◆ Exercise materials ◆
++++++
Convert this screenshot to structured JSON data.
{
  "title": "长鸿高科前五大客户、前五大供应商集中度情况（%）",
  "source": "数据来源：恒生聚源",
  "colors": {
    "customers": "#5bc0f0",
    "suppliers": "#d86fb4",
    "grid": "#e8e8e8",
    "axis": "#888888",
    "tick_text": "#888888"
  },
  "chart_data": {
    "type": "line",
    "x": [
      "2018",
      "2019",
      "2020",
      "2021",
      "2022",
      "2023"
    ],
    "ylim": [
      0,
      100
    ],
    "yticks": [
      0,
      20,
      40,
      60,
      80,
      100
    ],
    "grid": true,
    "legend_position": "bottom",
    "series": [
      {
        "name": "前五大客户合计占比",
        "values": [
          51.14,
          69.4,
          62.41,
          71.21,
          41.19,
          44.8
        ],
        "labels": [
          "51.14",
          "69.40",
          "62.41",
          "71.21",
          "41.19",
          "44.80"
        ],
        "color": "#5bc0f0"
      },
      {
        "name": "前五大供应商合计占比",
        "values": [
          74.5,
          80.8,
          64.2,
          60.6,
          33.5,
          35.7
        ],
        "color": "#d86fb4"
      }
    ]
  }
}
++++++
◆ Task instructions ◆
Write the listing out again, exactly as it reads.

◆ The result ◆
Convert this screenshot to structured JSON data.
{
  "title": "长鸿高科前五大客户、前五大供应商集中度情况（%）",
  "source": "数据来源：恒生聚源",
  "colors": {
    "customers": "#5bc0f0",
    "suppliers": "#d86fb4",
    "grid": "#e8e8e8",
    "axis": "#888888",
    "tick_text": "#888888"
  },
  "chart_data": {
    "type": "line",
    "x": [
      "2018",
      "2019",
      "2020",
      "2021",
      "2022",
      "2023"
    ],
    "ylim": [
      0,
      100
    ],
    "yticks": [
      0,
      20,
      40,
      60,
      80,
      100
    ],
    "grid": true,
    "legend_position": "bottom",
    "series": [
      {
        "name": "前五大客户合计占比",
        "values": [
          51.14,
          69.4,
          62.41,
          71.21,
          41.19,
          44.8
        ],
        "labels": [
          "51.14",
          "69.40",
          "62.41",
          "71.21",
          "41.19",
          "44.80"
        ],
        "color": "#5bc0f0"
      },
      {
        "name": "前五大供应商合计占比",
        "values": [
          74.5,
          80.8,
          64.2,
          60.6,
          33.5,
          35.7
        ],
        "color": "#d86fb4"
      }
    ]
  }
}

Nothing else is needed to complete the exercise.